▶ **PROBLEM STATEMENT**:
In the entries below, find the lines with the word "object" and copy them.

[START]

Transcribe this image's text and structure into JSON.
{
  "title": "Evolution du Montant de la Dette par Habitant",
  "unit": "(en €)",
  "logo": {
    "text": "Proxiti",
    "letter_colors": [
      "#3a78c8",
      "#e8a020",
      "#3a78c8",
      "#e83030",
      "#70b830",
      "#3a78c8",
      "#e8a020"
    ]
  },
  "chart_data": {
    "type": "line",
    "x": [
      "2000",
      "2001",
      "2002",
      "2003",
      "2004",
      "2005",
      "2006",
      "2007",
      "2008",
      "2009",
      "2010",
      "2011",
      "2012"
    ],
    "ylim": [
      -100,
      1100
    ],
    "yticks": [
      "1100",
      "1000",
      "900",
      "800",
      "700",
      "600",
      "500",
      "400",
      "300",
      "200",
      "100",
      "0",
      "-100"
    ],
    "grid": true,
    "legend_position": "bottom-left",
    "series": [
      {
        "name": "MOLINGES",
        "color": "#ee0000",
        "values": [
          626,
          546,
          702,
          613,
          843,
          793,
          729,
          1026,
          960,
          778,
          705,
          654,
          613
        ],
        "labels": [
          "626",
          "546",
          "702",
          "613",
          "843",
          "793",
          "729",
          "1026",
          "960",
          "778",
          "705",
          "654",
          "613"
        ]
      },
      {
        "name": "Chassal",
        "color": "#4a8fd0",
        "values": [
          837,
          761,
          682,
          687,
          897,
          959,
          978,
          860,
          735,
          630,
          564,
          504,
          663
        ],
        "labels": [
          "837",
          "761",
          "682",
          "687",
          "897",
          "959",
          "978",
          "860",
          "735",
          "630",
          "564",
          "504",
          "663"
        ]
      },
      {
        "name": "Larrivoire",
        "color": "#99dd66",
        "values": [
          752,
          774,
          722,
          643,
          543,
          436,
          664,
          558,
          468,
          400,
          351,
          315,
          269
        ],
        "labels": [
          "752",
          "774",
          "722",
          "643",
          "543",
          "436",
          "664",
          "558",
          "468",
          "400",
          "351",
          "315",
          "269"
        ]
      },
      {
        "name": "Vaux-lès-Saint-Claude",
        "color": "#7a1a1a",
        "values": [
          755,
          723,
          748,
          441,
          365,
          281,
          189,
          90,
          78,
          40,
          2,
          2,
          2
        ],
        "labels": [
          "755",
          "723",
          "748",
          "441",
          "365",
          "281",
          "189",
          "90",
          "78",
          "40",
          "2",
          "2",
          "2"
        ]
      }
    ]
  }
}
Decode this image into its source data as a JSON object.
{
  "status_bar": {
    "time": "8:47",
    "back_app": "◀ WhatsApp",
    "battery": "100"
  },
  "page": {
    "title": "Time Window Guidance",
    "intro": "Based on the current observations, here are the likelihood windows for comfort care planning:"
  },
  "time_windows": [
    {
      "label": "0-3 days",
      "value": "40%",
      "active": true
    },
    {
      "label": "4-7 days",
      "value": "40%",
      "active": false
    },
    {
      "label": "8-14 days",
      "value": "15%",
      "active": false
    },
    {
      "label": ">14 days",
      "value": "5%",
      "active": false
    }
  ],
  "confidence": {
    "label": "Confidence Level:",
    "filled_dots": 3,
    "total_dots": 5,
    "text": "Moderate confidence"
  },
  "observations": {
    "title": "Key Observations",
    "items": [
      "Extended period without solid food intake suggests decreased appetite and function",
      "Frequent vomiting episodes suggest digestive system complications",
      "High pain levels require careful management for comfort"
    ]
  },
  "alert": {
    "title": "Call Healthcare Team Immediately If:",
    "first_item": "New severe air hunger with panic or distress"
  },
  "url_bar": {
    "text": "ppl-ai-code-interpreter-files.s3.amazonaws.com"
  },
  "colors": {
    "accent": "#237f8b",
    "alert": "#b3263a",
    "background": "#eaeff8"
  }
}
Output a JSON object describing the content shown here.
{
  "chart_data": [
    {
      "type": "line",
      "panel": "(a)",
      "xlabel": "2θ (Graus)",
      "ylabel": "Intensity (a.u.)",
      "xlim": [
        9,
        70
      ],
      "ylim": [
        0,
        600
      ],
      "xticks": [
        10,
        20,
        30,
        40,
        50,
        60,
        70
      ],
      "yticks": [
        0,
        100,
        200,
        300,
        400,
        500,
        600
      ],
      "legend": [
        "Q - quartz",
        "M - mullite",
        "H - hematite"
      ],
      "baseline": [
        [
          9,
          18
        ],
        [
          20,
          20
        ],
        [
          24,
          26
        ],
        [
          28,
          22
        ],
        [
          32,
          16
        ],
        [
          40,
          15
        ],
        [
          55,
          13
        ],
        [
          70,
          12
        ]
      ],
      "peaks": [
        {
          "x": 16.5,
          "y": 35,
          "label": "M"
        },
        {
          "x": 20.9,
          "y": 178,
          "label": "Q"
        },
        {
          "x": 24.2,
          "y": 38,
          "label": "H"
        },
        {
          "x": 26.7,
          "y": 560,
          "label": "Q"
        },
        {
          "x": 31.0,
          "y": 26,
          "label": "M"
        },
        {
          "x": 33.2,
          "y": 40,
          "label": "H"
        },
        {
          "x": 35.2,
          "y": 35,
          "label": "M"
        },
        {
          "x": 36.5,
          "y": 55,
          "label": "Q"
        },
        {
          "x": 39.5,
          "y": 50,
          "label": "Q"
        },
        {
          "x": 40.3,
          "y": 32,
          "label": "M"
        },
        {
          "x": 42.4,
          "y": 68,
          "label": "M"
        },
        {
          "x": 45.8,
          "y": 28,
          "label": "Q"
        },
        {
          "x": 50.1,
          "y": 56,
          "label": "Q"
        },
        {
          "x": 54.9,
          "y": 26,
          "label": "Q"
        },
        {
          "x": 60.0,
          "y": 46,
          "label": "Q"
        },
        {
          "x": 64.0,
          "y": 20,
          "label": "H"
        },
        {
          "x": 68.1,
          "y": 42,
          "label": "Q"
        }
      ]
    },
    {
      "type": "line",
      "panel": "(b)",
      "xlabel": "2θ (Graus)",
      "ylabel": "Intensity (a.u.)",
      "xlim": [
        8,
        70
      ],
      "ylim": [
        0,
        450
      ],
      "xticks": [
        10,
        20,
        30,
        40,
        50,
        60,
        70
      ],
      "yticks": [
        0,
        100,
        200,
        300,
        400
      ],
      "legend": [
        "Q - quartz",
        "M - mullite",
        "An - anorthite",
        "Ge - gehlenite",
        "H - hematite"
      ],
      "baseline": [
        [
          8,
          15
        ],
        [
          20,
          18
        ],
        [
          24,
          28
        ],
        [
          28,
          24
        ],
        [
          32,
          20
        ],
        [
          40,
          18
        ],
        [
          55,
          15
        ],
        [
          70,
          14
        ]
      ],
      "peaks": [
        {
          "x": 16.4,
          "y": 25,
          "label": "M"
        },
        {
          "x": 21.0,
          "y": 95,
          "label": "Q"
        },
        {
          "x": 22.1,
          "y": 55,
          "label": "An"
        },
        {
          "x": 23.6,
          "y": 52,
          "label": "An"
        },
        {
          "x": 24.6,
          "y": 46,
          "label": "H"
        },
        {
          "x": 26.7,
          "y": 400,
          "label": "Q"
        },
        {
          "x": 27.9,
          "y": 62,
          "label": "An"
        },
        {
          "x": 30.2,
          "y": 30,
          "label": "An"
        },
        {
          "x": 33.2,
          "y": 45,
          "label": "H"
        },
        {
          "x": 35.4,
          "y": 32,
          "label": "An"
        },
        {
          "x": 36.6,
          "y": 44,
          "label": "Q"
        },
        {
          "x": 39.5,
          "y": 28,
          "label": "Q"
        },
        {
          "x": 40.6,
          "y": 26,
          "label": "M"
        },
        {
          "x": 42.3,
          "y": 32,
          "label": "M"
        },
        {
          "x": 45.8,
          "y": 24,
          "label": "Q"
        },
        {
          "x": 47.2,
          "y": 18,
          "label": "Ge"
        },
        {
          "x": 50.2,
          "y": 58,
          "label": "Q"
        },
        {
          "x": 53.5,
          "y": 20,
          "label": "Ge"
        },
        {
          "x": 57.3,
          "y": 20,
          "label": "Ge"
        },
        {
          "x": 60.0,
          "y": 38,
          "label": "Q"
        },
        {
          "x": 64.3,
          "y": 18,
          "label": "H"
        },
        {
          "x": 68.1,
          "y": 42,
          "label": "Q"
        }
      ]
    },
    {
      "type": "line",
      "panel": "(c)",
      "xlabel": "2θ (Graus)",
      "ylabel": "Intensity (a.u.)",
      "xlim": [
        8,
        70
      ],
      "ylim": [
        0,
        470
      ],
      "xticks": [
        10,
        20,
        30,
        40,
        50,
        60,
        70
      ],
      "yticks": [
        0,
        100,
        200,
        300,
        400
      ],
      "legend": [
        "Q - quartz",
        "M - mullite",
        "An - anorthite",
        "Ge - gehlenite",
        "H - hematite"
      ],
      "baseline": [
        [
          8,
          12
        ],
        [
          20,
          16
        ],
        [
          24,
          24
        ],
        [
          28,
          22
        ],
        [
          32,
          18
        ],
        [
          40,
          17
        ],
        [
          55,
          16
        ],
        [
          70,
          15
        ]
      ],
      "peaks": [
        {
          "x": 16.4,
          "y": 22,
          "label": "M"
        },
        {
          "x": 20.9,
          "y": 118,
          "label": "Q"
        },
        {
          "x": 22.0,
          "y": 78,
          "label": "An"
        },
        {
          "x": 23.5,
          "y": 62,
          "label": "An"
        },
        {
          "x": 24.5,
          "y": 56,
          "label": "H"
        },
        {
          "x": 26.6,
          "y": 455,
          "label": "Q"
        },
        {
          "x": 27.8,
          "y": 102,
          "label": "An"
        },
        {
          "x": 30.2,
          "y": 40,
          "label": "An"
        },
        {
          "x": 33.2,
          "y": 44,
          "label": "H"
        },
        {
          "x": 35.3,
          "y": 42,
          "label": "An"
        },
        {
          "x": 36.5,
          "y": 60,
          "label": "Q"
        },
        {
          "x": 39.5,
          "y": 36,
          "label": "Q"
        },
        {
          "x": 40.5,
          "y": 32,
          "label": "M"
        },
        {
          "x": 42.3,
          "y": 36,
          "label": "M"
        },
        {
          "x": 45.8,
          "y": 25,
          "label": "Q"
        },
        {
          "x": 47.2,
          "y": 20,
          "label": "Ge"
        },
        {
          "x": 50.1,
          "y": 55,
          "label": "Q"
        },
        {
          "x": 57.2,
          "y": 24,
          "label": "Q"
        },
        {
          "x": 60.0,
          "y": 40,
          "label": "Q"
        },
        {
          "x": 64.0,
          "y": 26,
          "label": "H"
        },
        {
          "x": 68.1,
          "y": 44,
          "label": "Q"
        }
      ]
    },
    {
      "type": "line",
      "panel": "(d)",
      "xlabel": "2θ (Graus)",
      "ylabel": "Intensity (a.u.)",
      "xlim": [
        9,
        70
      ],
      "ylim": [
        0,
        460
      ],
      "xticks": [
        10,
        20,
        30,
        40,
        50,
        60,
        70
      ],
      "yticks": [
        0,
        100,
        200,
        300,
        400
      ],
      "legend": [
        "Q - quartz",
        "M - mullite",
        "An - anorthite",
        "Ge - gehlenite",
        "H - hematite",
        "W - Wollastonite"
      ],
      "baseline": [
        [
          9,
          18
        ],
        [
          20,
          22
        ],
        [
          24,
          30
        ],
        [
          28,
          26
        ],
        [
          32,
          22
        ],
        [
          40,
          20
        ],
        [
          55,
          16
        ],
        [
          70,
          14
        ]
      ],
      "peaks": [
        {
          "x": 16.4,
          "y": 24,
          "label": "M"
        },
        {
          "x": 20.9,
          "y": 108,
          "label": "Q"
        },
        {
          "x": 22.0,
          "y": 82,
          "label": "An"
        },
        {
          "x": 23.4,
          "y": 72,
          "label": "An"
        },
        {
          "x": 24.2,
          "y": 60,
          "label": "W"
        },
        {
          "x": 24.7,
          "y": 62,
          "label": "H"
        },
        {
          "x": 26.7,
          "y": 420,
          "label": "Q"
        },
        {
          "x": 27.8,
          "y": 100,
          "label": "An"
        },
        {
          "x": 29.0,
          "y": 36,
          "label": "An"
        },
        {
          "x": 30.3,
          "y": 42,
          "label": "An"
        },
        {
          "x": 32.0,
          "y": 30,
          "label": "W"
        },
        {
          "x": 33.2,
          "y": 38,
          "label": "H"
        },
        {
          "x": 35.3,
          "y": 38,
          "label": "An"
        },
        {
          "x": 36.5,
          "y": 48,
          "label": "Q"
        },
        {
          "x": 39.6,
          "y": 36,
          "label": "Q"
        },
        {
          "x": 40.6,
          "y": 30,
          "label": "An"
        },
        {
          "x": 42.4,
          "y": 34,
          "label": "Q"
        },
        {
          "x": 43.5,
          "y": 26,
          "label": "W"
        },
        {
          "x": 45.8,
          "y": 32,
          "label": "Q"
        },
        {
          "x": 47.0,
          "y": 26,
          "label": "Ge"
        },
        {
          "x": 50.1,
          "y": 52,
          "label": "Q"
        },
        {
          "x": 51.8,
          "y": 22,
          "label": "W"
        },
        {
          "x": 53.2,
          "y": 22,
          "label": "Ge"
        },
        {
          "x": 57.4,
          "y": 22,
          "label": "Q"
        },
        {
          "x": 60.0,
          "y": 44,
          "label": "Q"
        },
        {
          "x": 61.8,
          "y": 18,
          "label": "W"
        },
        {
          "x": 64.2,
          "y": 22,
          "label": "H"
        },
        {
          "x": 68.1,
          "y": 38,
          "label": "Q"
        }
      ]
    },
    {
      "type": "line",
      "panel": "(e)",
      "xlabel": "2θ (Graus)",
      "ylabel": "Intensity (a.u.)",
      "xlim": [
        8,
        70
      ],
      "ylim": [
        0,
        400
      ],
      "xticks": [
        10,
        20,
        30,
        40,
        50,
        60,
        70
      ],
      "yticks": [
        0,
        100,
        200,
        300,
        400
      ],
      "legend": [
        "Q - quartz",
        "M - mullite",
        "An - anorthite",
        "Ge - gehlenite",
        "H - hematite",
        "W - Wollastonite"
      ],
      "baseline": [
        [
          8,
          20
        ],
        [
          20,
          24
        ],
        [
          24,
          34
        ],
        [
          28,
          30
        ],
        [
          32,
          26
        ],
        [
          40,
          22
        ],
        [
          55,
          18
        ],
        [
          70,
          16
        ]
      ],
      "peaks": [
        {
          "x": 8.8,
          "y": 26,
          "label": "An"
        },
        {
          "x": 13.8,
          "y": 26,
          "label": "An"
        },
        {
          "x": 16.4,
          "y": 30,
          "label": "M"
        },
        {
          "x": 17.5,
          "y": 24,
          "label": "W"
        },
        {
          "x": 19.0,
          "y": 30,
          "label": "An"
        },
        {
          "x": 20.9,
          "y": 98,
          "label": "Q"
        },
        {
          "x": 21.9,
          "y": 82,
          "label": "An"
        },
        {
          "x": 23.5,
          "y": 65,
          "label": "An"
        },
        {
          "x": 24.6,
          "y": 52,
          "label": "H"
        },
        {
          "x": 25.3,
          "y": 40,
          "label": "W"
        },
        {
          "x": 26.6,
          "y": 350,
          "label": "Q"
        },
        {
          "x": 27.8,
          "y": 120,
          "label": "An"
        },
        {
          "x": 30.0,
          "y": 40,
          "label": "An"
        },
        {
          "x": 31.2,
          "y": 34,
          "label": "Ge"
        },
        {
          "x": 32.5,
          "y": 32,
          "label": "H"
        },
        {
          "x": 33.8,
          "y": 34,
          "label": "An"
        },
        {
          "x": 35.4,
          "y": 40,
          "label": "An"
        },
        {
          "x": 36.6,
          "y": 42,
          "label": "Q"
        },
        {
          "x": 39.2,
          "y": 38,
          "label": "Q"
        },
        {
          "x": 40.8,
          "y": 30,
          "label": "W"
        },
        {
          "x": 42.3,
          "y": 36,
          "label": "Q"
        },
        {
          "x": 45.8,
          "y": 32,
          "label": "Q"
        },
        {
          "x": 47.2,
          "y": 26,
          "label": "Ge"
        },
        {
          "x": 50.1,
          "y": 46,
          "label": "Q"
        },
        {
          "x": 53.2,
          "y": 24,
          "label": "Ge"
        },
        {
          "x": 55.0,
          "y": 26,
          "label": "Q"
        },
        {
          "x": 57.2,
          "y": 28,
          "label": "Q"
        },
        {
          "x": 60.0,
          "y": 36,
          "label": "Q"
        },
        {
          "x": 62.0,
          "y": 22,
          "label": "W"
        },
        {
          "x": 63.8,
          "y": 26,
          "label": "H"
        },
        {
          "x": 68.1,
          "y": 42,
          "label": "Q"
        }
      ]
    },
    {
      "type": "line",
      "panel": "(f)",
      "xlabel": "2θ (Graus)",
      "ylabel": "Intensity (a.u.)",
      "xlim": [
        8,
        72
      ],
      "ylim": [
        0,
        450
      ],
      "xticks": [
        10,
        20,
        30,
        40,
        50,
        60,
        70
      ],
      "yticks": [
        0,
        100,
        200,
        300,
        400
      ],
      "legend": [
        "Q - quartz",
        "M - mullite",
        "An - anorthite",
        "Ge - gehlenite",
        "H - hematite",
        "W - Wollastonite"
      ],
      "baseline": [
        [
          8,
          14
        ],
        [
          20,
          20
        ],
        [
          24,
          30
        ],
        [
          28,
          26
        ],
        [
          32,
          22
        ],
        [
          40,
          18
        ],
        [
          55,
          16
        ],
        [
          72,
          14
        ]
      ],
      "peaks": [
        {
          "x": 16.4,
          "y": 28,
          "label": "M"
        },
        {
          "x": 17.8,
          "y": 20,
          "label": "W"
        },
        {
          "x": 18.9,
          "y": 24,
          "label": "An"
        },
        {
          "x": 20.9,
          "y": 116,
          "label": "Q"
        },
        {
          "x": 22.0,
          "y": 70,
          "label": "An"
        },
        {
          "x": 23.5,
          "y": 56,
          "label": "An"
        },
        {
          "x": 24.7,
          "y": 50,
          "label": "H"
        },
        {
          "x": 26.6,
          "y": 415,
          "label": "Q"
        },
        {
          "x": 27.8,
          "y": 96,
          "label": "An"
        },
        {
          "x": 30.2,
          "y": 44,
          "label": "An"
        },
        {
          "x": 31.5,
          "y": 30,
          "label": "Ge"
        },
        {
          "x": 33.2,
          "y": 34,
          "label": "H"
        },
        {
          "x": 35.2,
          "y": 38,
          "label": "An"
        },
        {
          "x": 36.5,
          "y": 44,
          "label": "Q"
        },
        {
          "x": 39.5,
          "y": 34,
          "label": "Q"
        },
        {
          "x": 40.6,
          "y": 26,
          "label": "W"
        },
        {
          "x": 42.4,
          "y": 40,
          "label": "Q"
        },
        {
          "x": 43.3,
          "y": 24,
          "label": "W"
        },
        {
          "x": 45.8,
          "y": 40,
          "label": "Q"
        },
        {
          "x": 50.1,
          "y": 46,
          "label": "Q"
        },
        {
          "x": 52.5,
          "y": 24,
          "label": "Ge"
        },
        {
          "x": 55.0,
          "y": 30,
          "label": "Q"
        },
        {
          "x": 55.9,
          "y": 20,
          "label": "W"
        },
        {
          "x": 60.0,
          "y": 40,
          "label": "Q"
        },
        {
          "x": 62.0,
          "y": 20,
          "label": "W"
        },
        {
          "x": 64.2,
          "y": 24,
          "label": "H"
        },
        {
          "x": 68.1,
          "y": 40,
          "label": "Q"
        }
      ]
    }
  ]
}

[END]

▶ **COMPLETE OUTPUT**:
Decode this image into its source data as a JSON object.
Output a JSON object describing the content shown here.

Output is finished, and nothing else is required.